Determine how many lines include the string "Return". Output that number only.

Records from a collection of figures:
▬▬▬▬▬▬

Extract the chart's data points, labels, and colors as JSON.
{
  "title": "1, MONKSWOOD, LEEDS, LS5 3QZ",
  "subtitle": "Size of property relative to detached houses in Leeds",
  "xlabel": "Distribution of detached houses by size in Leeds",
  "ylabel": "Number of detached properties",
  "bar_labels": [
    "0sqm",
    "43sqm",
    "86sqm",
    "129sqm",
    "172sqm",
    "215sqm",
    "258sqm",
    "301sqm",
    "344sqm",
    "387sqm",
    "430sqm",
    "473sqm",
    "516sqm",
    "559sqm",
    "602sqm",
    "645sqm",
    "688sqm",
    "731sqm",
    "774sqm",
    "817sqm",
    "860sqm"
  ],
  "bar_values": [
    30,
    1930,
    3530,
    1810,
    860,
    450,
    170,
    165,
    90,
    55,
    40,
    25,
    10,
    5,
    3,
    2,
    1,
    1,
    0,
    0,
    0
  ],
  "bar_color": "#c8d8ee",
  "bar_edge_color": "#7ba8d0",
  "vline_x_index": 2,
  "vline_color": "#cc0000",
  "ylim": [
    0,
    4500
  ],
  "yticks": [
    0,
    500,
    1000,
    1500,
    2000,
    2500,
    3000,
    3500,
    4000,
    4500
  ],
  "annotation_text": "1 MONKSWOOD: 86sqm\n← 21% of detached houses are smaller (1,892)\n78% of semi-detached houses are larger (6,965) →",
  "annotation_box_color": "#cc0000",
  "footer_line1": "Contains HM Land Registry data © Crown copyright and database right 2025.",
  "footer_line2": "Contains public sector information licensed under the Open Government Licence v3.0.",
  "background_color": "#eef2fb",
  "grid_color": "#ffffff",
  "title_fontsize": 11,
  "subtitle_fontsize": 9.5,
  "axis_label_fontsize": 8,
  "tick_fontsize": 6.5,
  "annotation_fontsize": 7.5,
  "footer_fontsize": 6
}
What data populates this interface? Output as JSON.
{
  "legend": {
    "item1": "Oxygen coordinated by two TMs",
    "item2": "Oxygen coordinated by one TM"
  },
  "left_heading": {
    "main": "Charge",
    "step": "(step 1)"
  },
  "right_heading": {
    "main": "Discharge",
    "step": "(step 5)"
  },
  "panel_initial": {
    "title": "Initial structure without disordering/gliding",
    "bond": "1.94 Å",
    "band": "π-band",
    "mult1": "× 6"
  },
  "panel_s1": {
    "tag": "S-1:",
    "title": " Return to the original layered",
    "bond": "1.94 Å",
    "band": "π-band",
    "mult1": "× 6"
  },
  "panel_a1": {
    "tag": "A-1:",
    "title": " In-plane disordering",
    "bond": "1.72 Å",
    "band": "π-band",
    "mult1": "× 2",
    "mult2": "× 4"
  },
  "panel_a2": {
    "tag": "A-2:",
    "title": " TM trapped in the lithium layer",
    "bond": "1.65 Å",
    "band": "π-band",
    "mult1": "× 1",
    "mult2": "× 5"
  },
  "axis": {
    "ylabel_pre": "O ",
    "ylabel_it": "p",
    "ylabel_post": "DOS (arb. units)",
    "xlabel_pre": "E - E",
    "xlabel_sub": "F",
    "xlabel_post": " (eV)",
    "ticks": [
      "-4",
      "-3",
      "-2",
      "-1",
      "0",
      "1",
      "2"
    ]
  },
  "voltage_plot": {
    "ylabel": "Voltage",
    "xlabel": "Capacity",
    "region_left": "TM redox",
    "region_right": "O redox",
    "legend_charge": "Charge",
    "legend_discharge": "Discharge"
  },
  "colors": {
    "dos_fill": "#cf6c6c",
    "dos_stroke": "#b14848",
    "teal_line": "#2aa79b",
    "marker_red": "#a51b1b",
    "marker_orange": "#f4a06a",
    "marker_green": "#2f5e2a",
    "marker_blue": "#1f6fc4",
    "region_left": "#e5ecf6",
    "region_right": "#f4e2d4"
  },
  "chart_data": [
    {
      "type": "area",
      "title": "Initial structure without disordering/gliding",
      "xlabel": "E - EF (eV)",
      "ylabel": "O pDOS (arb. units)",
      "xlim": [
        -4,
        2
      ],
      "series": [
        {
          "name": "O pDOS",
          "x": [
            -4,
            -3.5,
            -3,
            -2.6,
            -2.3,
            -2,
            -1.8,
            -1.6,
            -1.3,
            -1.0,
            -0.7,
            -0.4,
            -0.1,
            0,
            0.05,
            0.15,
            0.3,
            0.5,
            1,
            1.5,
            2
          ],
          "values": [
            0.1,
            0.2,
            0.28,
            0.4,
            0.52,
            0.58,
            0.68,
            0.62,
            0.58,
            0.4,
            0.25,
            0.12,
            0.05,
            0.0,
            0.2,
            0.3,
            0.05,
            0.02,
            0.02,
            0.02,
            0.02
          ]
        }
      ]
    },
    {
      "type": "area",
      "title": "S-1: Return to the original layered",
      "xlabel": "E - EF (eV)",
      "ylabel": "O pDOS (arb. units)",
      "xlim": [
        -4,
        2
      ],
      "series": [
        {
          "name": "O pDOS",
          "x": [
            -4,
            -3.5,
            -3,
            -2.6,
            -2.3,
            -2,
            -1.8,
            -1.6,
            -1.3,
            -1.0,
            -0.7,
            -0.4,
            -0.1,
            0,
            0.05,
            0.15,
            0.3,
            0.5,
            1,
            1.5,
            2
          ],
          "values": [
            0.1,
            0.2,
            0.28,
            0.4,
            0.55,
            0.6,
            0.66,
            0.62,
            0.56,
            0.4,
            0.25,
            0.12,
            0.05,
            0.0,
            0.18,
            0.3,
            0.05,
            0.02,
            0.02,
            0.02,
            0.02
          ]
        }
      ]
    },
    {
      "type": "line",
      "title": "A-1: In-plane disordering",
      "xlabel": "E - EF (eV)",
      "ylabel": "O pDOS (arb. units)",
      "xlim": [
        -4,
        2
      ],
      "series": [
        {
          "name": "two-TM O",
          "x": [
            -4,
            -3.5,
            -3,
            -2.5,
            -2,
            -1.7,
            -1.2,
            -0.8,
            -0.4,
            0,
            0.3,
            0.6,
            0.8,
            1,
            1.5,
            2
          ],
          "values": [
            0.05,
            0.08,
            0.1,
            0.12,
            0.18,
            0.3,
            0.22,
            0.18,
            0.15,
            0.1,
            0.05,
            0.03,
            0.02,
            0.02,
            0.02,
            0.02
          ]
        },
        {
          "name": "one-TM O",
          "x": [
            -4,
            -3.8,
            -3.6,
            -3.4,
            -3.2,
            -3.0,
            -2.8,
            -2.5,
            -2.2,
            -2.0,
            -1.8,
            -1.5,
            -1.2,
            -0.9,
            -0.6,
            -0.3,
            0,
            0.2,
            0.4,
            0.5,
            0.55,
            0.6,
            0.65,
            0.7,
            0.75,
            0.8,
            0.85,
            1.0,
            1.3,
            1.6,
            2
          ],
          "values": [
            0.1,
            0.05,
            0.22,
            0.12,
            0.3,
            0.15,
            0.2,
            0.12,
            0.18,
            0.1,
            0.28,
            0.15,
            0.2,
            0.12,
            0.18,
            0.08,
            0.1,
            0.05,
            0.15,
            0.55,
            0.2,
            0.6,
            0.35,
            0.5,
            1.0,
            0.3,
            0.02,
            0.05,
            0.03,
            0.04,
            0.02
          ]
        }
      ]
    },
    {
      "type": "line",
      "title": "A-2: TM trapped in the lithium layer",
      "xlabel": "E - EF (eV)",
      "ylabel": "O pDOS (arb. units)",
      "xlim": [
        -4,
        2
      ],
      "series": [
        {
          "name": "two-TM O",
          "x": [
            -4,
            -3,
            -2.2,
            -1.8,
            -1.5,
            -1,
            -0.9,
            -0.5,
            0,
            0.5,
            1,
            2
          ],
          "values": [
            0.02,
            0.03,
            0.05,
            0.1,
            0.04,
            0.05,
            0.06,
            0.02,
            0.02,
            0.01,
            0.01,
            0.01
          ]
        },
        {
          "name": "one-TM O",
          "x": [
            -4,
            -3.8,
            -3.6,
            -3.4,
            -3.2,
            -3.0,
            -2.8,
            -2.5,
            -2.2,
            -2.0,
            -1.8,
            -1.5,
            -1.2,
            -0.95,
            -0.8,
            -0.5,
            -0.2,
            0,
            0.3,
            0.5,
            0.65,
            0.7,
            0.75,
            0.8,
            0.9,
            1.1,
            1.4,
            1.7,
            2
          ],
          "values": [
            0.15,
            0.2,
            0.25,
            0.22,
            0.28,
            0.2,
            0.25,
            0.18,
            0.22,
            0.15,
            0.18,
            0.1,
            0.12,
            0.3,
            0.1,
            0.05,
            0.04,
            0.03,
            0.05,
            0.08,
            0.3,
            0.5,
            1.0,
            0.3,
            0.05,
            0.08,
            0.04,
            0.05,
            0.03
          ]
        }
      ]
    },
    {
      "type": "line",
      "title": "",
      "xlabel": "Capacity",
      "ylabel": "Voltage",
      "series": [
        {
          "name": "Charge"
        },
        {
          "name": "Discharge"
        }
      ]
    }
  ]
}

▬▬▬▬▬▬

» **Solution**: 2